* _Excerpt_
As I reached the halfway point of my Outreachy internship, I wanted to share what I’ve been working on for the AArch64 back-end in LLVM. My first task involved optimizing two large shifts and a vector combine, which could be narrowed down into a single combine and vector shift.

## The Problem

We start with the following unoptimized code, where two right shifts by 20 bits (`ushr`

) are applied to two vectors, followed by a combine instruction (`uzp1`

) that interleaves the least significant half of the bits from each vector into a new vector.

```
/*
ushr v0.4s, v0.4s, #20
ushr v1.4s, v1.4s, #20
uzp1 v0.8h, v0.8h, v1.8h
*/
uint16x8_t unoptimized(uint32x4_t a, uint32x4_t b) {
a = vshrq_n_u32(a, 20);
b = vshrq_n_u32(b, 20);
return vcombine_u16(vmovn_u32(a), vmovn_u32(b));
}
```

In this example, because the shift is greater than the output scalar bit size (20 > 16), we can skip shifting both vectors and instead directly take the most significant 16 bits, placing them into a new vector. Since the original vectors are already at the 128-bit register limit, we first need to narrow them down to 16-bit pieces. This allows us to combine them into a 16×8 vector.

In the optimized version, we take the narrow down 32 bit scalars taking the most significant 16 bits directly (`uzp2`

) and then shift right by 4 on the combined vector (`ushr`

).

```
/*
uzp2 v0.8h, v0.8h, v1.8h
ushr v0.8h, v0.8h, #4
*/
uint16x8_t optimized(uint32x4_t a, uint32x4_t b) {
uint16x4_t a_u16 = vshrn_n_u32(a, 16);
uint16x4_t b_u16 = vshrn_n_u32(b, 16);
uint16x8_t r = vcombine_u16(a_u16, b_u16);
return vshrq_n_u16(r, 4);
}
```

In this version, we cut down on a shift instruction, resulting in a small speedup.

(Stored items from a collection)

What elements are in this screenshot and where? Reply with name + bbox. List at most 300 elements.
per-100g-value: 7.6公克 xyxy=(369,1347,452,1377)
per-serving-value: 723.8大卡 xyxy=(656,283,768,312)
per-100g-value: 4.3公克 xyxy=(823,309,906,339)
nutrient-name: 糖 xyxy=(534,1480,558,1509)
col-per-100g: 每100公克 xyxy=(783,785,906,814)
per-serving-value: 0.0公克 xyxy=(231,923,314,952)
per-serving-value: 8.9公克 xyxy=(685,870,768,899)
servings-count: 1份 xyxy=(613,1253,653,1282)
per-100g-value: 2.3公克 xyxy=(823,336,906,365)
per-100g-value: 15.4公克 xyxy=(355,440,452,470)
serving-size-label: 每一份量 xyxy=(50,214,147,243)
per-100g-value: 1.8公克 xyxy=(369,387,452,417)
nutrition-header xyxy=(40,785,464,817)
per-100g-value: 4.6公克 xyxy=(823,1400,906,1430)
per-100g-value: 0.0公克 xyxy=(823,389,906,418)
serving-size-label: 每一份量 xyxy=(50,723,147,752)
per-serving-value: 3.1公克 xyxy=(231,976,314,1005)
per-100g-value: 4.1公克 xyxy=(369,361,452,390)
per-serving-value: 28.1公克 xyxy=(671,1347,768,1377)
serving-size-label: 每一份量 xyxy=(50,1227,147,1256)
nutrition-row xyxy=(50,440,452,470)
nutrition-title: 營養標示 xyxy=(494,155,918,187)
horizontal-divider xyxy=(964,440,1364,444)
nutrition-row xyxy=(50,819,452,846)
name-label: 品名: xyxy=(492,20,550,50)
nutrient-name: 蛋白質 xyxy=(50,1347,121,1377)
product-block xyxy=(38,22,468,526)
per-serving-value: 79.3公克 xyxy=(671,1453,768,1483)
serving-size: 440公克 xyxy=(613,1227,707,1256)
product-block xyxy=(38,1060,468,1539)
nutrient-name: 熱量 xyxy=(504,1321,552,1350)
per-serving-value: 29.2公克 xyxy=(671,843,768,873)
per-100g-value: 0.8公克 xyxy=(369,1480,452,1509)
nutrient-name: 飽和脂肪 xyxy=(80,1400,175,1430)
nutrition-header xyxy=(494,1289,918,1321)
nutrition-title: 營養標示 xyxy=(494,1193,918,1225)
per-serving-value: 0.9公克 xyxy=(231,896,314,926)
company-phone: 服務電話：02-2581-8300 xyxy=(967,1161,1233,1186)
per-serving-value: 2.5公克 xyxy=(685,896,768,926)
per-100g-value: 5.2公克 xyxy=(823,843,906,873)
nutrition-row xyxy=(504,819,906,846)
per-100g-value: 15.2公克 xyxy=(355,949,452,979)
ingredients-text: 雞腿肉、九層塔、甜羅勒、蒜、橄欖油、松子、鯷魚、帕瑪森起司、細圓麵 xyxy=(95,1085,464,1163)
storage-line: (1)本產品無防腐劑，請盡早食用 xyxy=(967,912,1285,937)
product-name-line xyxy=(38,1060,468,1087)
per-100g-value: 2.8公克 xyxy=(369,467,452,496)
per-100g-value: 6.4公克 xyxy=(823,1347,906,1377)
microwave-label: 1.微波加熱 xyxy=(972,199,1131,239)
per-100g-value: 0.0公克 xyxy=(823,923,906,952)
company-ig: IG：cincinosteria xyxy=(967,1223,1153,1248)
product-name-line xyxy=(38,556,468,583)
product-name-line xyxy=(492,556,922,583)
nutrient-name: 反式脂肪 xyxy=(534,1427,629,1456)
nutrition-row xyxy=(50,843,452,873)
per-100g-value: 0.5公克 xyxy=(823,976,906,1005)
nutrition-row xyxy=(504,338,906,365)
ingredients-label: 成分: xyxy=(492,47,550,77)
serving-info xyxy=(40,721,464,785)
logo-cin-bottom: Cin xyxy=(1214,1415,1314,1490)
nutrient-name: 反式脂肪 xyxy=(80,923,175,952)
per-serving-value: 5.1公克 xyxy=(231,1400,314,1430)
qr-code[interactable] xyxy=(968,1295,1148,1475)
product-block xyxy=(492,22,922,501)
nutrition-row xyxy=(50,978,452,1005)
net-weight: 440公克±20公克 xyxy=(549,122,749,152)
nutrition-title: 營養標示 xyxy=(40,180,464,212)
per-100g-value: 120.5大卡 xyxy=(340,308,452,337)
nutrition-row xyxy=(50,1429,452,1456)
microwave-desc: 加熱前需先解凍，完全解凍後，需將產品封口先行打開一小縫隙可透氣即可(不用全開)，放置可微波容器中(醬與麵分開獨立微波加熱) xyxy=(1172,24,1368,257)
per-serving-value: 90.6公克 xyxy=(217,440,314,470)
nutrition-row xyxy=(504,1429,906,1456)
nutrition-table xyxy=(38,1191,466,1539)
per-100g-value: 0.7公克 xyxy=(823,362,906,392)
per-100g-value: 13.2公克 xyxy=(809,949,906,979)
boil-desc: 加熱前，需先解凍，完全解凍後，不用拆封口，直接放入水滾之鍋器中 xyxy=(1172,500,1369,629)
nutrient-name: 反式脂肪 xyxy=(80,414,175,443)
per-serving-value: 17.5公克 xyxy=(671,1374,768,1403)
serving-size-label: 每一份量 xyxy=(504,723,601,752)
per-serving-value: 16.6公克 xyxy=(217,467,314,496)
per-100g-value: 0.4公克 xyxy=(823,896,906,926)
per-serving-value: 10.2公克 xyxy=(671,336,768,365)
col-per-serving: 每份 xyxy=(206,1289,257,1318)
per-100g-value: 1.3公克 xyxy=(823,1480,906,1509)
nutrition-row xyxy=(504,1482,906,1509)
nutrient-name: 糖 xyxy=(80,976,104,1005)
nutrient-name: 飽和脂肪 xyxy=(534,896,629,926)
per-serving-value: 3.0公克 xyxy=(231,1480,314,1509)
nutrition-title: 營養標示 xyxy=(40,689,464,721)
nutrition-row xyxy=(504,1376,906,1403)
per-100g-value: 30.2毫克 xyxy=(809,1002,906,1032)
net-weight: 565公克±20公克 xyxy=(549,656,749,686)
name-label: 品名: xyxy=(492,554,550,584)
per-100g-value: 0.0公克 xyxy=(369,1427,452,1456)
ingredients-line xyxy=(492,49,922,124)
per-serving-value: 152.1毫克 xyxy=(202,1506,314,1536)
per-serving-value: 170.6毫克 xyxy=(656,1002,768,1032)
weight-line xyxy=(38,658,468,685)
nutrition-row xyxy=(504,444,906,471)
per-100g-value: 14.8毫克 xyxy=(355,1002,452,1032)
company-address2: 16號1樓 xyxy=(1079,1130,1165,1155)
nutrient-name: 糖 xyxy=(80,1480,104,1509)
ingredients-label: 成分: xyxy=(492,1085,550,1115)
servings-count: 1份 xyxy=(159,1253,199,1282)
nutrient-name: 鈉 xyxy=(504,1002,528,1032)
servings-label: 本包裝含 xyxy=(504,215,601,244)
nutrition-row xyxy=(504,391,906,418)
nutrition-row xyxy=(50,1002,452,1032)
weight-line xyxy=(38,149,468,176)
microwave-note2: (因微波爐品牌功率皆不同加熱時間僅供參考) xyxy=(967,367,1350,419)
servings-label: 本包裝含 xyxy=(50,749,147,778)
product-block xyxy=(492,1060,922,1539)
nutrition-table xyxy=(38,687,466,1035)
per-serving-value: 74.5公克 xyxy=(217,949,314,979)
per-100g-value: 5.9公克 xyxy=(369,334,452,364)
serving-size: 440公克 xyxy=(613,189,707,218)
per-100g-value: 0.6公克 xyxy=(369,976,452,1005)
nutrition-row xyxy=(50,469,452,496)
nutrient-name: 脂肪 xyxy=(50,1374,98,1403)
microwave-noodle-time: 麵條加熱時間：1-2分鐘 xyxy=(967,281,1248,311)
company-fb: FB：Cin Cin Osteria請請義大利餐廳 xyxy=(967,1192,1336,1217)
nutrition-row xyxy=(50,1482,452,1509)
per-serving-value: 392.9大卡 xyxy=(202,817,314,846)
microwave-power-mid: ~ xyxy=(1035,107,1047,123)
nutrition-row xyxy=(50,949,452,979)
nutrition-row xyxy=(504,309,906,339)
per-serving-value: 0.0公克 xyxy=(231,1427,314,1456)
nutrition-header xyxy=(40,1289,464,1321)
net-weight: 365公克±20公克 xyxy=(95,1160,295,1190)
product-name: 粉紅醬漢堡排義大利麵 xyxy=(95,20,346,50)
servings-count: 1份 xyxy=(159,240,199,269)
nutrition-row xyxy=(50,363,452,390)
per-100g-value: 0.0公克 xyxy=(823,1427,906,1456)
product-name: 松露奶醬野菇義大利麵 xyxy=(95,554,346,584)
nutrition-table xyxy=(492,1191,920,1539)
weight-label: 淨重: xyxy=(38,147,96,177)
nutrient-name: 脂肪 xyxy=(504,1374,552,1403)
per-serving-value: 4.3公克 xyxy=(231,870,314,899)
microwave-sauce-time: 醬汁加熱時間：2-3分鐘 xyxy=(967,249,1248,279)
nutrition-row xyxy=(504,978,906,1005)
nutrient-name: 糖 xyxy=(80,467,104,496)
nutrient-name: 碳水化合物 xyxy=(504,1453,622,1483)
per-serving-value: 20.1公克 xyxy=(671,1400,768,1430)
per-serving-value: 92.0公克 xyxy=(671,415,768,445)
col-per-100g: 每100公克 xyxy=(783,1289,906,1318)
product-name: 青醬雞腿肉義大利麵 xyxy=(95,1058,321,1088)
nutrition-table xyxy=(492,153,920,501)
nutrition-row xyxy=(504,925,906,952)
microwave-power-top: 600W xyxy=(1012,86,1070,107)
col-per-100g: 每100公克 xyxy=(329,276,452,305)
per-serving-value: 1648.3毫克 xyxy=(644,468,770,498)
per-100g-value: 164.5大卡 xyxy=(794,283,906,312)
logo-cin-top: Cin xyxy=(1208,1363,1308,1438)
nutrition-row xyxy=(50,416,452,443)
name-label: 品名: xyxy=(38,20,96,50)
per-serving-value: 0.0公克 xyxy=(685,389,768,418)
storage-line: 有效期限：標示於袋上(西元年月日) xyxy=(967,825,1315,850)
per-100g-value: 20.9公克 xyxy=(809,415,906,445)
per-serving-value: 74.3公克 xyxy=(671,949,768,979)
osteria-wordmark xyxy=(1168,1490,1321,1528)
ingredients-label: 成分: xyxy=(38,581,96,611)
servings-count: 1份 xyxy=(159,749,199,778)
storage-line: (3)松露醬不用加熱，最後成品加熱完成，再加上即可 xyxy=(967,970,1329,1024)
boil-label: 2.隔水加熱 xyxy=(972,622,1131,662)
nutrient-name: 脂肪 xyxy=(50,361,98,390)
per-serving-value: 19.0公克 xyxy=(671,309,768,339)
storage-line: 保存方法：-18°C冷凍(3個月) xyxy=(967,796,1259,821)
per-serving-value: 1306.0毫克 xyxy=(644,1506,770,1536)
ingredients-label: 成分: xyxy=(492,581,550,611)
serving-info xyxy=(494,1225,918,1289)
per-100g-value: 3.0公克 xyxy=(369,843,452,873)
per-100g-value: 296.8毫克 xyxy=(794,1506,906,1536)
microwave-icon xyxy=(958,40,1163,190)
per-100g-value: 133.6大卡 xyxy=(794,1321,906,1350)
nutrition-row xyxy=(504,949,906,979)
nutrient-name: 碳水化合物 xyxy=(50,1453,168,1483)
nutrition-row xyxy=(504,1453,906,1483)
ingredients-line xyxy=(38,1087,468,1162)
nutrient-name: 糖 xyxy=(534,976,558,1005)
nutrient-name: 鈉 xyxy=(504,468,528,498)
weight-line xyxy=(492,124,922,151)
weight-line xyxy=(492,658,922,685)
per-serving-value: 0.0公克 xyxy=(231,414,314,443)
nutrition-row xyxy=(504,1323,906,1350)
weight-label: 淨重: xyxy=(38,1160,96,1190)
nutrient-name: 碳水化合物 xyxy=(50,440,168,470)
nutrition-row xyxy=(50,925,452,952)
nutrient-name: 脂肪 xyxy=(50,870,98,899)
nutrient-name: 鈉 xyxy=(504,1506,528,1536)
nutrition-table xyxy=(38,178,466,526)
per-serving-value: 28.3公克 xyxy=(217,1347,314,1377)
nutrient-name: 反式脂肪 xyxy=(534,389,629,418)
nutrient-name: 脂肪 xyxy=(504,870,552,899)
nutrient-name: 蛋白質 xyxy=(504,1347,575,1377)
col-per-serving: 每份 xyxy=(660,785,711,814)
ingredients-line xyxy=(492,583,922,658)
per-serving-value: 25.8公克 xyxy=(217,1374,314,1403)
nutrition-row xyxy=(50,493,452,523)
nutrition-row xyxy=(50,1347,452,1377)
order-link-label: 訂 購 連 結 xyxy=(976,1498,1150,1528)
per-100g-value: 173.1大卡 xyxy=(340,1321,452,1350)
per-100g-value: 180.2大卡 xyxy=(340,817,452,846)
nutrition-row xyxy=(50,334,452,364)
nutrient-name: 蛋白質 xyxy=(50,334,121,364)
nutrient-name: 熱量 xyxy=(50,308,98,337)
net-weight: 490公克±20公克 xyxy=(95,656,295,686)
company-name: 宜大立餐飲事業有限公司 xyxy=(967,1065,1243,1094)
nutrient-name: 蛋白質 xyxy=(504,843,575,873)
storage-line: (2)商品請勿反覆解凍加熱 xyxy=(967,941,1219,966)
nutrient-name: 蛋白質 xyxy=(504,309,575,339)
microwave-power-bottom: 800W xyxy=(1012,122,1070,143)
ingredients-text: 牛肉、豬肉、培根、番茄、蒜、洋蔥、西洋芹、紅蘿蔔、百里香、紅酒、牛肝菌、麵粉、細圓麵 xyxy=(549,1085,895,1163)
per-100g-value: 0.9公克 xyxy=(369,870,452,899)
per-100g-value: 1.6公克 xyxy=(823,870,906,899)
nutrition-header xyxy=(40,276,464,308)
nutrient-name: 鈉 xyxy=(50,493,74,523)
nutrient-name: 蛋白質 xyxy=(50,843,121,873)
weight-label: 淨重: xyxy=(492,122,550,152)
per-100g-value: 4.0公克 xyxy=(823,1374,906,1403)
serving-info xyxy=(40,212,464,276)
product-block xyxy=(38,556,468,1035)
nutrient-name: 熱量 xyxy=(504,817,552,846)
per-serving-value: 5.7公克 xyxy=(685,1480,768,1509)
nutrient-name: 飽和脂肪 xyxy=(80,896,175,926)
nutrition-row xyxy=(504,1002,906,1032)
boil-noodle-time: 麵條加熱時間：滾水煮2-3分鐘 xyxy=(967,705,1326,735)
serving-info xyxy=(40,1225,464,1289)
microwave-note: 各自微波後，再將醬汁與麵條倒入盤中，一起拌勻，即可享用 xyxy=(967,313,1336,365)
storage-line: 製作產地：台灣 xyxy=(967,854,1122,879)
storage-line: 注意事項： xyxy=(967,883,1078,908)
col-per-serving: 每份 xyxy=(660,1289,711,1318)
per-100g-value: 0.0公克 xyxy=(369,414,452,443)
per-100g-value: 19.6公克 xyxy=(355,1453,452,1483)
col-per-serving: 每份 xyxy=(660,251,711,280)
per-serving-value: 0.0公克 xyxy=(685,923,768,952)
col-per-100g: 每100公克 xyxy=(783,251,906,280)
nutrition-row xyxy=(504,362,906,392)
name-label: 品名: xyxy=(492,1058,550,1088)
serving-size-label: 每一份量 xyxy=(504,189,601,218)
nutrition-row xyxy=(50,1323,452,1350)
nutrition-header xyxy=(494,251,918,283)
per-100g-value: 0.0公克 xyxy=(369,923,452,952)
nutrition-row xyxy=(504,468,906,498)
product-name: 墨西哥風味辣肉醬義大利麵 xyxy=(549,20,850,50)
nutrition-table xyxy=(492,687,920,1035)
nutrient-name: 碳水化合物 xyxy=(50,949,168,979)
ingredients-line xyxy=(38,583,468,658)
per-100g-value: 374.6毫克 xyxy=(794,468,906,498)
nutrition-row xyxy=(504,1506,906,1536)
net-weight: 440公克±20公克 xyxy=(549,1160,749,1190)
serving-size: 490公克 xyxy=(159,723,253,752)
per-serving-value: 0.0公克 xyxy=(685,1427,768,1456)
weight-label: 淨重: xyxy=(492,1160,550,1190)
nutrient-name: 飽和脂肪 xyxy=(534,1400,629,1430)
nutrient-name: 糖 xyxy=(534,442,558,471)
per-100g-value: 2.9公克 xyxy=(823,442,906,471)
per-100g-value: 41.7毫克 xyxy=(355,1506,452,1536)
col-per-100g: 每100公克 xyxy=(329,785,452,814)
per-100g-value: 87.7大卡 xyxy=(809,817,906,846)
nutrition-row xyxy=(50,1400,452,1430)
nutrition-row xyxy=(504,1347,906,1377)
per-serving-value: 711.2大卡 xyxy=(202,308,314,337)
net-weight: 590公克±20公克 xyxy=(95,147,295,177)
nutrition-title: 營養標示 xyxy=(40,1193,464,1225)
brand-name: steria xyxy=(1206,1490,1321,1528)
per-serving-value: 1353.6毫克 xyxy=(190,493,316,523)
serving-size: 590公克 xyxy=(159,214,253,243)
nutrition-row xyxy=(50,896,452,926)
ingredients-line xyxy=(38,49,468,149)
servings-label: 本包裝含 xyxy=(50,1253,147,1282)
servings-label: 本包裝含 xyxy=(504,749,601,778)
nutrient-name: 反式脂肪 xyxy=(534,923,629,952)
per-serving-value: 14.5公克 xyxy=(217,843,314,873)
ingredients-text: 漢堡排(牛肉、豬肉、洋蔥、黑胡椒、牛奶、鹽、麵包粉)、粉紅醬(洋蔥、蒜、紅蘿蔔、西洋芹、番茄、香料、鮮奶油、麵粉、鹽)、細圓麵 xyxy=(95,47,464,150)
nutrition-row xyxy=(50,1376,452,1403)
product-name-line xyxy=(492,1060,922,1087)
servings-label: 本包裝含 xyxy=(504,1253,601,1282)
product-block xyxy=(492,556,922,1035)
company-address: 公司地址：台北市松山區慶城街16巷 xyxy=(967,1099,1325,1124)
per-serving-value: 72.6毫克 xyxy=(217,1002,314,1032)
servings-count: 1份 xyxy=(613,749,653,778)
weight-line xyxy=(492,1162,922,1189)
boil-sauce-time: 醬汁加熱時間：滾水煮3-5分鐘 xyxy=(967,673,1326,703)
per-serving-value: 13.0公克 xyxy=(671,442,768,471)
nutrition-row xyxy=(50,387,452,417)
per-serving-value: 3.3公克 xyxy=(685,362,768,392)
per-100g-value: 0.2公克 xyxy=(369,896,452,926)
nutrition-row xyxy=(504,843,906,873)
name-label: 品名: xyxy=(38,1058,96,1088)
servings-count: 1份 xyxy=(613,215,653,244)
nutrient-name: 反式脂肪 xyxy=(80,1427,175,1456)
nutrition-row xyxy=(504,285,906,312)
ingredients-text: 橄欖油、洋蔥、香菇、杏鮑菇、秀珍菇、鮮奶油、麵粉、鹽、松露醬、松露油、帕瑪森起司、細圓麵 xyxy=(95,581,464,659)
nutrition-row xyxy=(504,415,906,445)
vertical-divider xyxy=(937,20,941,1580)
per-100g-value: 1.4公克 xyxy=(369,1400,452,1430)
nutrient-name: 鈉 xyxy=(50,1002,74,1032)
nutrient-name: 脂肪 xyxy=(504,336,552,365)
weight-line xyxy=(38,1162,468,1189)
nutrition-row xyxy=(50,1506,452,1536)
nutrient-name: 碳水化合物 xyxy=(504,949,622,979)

* _Requirement 1_
List every distinct intrinsic function called in the C code of the post about the AArch64 shift optimization.
* _Requirement 2_
In the post about the AArch64 shift optimization, which instruction does the optimized version use to shift the combined vector, and by how many bits?
* _Requirement 3_
Continue the post about the Outreachy internship work on LLVM's AArch64 back-end, starting right after its final sentence.

* _Task result 1_
vshrq_n_u32
vcombine_u16
vmovn_u32
vshrn_n_u32
vshrq_n_u16

* _Task result 2_
It uses `ushr` to shift the combined vector right by 4 bits.

* _Task result 3_
# TableGen approach

At first, I thought I could handle this optimization with a few lines of LLVM TableGen code, a domain-specific language used in LLVM to define instructions, patterns, and optimizations. I believed it would be straightforward, but I soon found myself struggling for nearly a month, even with guidance from my mentor.

### Challenges with TableGen

The main issue I struggled with was a fundamental misunderstanding how `concat_vectors`

worked in TableGen. I initially thought `concat_vectos`

was just a simple operation gluing nodes together for the purpose of the pattern, but in reality it was actually just joining multiple smaller vectors together into a single vector.

This realization happened while I was working on the C++ custom lowering version of the fix when it was easier to finish with the custom lowering than go back to TableGen.

I was stuck attempting to optimize with TableGen for around a month, so the logical conclusion was that it might not be the right tool for this particular optimization, so I shifted my focus to implementing the optimization directly in C++ with a custom lowering.

## Shifting to C++

Since I switched to C++, things started to make more sense. The optimization code essentially checks if the operands of a concat_vector are both right shifts (ushr). If the shift amounts are equal and greater than the scalar size in bits of the concat_vector, it replaces the concat_vector with a uzp2 followed by a shift.

Here’s a simplified version of the code logic:

**Check for Right Shifts**: Ensure both operands of the`concat_vector`

are right shifts.**Compare Shift Amounts**: Verify that the shift amounts are the same and greater than the size of the scalar elements.**Replace with Optimized Sequence**: Replace the`concat_vector`

with a`uzp2`

instruction followed by a single shift.

This approach was much more straightforward in C++, and I was able to implement the optimization successfully. The code is soon going to be under review, and I’m excited to see the reviews.

## Closing notes

While this all takes longer than I was expecting to. I am excited to work on the AArch64 back-end. I never expected working on something so hard to wrap my head around make me feel so proud of myself and my ability to learn.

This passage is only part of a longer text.